Directions for this task → Transcribe the lines below verbatim, skipping the images.

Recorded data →
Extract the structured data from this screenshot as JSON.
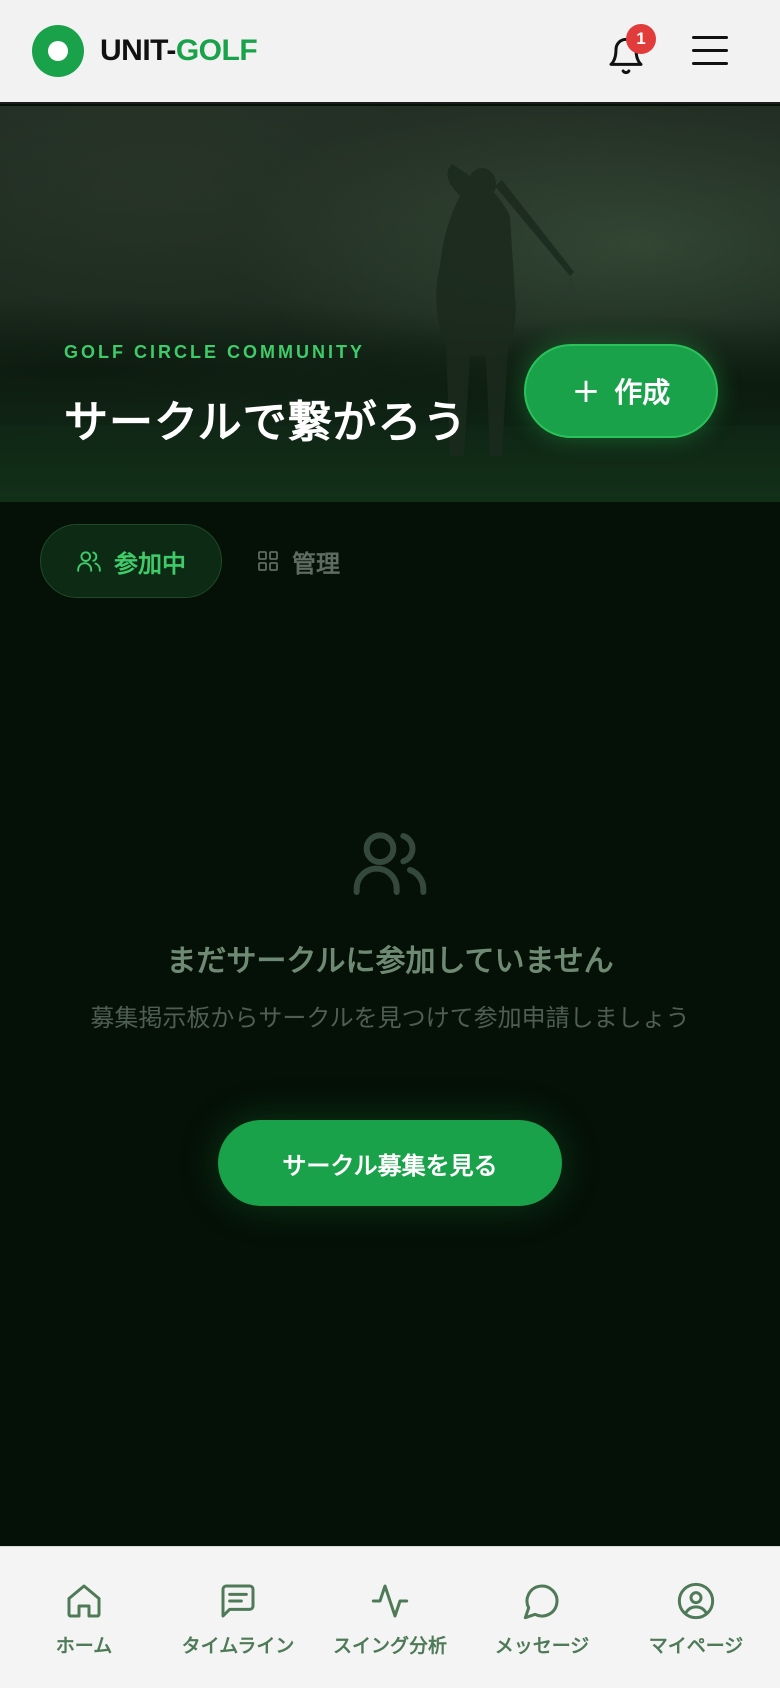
{
  "header": {
    "logo_text_primary": "UNIT-",
    "logo_text_accent": "GOLF",
    "notification_count": "1"
  },
  "hero": {
    "eyebrow": "GOLF CIRCLE COMMUNITY",
    "title": "サークルで繋がろう",
    "create_label": "作成"
  },
  "tabs": {
    "joined_label": "参加中",
    "manage_label": "管理",
    "active": "joined"
  },
  "empty_state": {
    "title": "まだサークルに参加していません",
    "description": "募集掲示板からサークルを見つけて参加申請しましょう",
    "button_label": "サークル募集を見る"
  },
  "bottom_nav": {
    "items": [
      {
        "label": "ホーム",
        "icon": "home-icon"
      },
      {
        "label": "タイムライン",
        "icon": "message-square-icon"
      },
      {
        "label": "スイング分析",
        "icon": "activity-icon"
      },
      {
        "label": "メッセージ",
        "icon": "chat-bubble-icon"
      },
      {
        "label": "マイページ",
        "icon": "user-circle-icon"
      }
    ]
  },
  "colors": {
    "brand_green": "#1aa24a",
    "accent_green": "#3fcb6a",
    "badge_red": "#e23b3b",
    "background": "#051007"
  }
}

Reply →
Extract the structured data from this screenshot as JSON.
{
  "header": {
    "logo_text_primary": "UNIT-",
    "logo_text_accent": "GOLF",
    "notification_count": "1"
  },
  "hero": {
    "eyebrow": "GOLF CIRCLE COMMUNITY",
    "title": "サークルで繋がろう",
    "create_label": "作成"
  },
  "tabs": {
    "joined_label": "参加中",
    "manage_label": "管理",
    "active": "joined"
  },
  "empty_state": {
    "title": "まだサークルに参加していません",
    "description": "募集掲示板からサークルを見つけて参加申請しましょう",
    "button_label": "サークル募集を見る"
  },
  "bottom_nav": {
    "items": [
      {
        "label": "ホーム",
        "icon": "home-icon"
      },
      {
        "label": "タイムライン",
        "icon": "message-square-icon"
      },
      {
        "label": "スイング分析",
        "icon": "activity-icon"
      },
      {
        "label": "メッセージ",
        "icon": "chat-bubble-icon"
      },
      {
        "label": "マイページ",
        "icon": "user-circle-icon"
      }
    ]
  },
  "colors": {
    "brand_green": "#1aa24a",
    "accent_green": "#3fcb6a",
    "badge_red": "#e23b3b",
    "background": "#051007"
  }
}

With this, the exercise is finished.